Record list
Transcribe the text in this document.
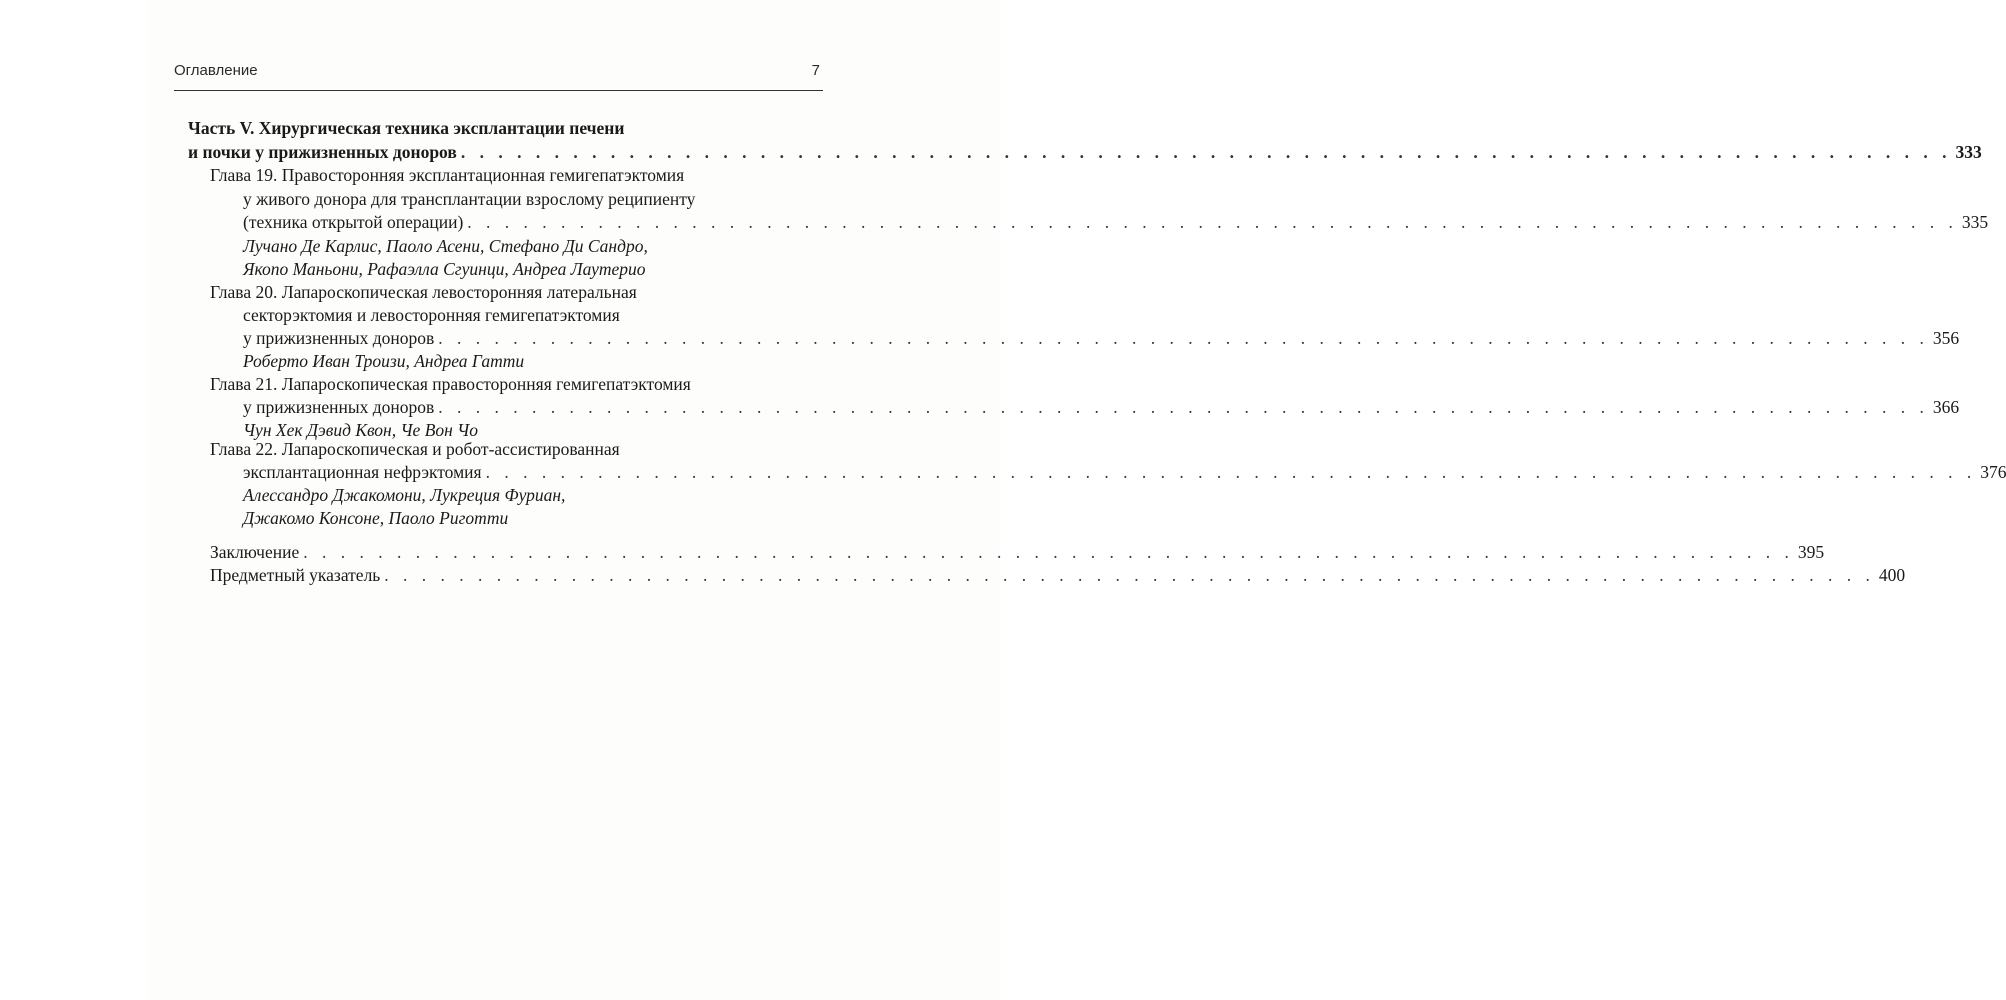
Оглавление	7
Часть V. Хирургическая техника эксплантации печени
и почки у прижизненных доноров . . . . . . . . . . . . . . . . . . . . . . . . . . . . . . . . . . . . . . . . . . . . . . . . . . . . . . . . . . . . . . . . . . . . . . . . . . . . . . . . 333
Глава 19. Правосторонняя эксплантационная гемигепатэктомия
у живого донора для трансплантации взрослому реципиенту
(техника открытой операции) . . . . . . . . . . . . . . . . . . . . . . . . . . . . . . . . . . . . . . . . . . . . . . . . . . . . . . . . . . . . . . . . . . . . . . . . . . . . . . . . 335
Лучано Де Карлис, Паоло Асени, Стефано Ди Сандро,
Якопо Маньони, Рафаэлла Сгуинци, Андреа Лаутерио
Глава 20. Лапароскопическая левосторонняя латеральная
секторэктомия и левосторонняя гемигепатэктомия
у прижизненных доноров . . . . . . . . . . . . . . . . . . . . . . . . . . . . . . . . . . . . . . . . . . . . . . . . . . . . . . . . . . . . . . . . . . . . . . . . . . . . . . . . 356
Роберто Иван Троизи, Андреа Гатти
Глава 21. Лапароскопическая правосторонняя гемигепатэктомия
у прижизненных доноров . . . . . . . . . . . . . . . . . . . . . . . . . . . . . . . . . . . . . . . . . . . . . . . . . . . . . . . . . . . . . . . . . . . . . . . . . . . . . . . . 366
Чун Хек Дэвид Квон, Че Вон Чо
Глава 22. Лапароскопическая и робот-ассистированная
эксплантационная нефрэктомия . . . . . . . . . . . . . . . . . . . . . . . . . . . . . . . . . . . . . . . . . . . . . . . . . . . . . . . . . . . . . . . . . . . . . . . . . . . . . . . . 376
Алессандро Джакомони, Лукреция Фуриан,
Джакомо Консоне, Паоло Риготти
Заключение . . . . . . . . . . . . . . . . . . . . . . . . . . . . . . . . . . . . . . . . . . . . . . . . . . . . . . . . . . . . . . . . . . . . . . . . . . . . . . . . 395
Предметный указатель . . . . . . . . . . . . . . . . . . . . . . . . . . . . . . . . . . . . . . . . . . . . . . . . . . . . . . . . . . . . . . . . . . . . . . . . . . . . . . . . 400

The request
All of the data needs repeating exactly, but the pictures do not.

Result of this task
Transcribe the text in this document.
Оглавление	7
Часть V. Хирургическая техника эксплантации печени
и почки у прижизненных доноров . . . . . . . . . . . . . . . . . . . . . . . . . . . . . . . . . . . . . . . . . . . . . . . . . . . . . . . . . . . . . . . . . . . . . . . . . . . . . . . . 333
Глава 19. Правосторонняя эксплантационная гемигепатэктомия
у живого донора для трансплантации взрослому реципиенту
(техника открытой операции) . . . . . . . . . . . . . . . . . . . . . . . . . . . . . . . . . . . . . . . . . . . . . . . . . . . . . . . . . . . . . . . . . . . . . . . . . . . . . . . . 335
Лучано Де Карлис, Паоло Асени, Стефано Ди Сандро,
Якопо Маньони, Рафаэлла Сгуинци, Андреа Лаутерио
Глава 20. Лапароскопическая левосторонняя латеральная
секторэктомия и левосторонняя гемигепатэктомия
у прижизненных доноров . . . . . . . . . . . . . . . . . . . . . . . . . . . . . . . . . . . . . . . . . . . . . . . . . . . . . . . . . . . . . . . . . . . . . . . . . . . . . . . . 356
Роберто Иван Троизи, Андреа Гатти
Глава 21. Лапароскопическая правосторонняя гемигепатэктомия
у прижизненных доноров . . . . . . . . . . . . . . . . . . . . . . . . . . . . . . . . . . . . . . . . . . . . . . . . . . . . . . . . . . . . . . . . . . . . . . . . . . . . . . . . 366
Чун Хек Дэвид Квон, Че Вон Чо
Глава 22. Лапароскопическая и робот-ассистированная
эксплантационная нефрэктомия . . . . . . . . . . . . . . . . . . . . . . . . . . . . . . . . . . . . . . . . . . . . . . . . . . . . . . . . . . . . . . . . . . . . . . . . . . . . . . . . 376
Алессандро Джакомони, Лукреция Фуриан,
Джакомо Консоне, Паоло Риготти
Заключение . . . . . . . . . . . . . . . . . . . . . . . . . . . . . . . . . . . . . . . . . . . . . . . . . . . . . . . . . . . . . . . . . . . . . . . . . . . . . . . . 395
Предметный указатель . . . . . . . . . . . . . . . . . . . . . . . . . . . . . . . . . . . . . . . . . . . . . . . . . . . . . . . . . . . . . . . . . . . . . . . . . . . . . . . . 400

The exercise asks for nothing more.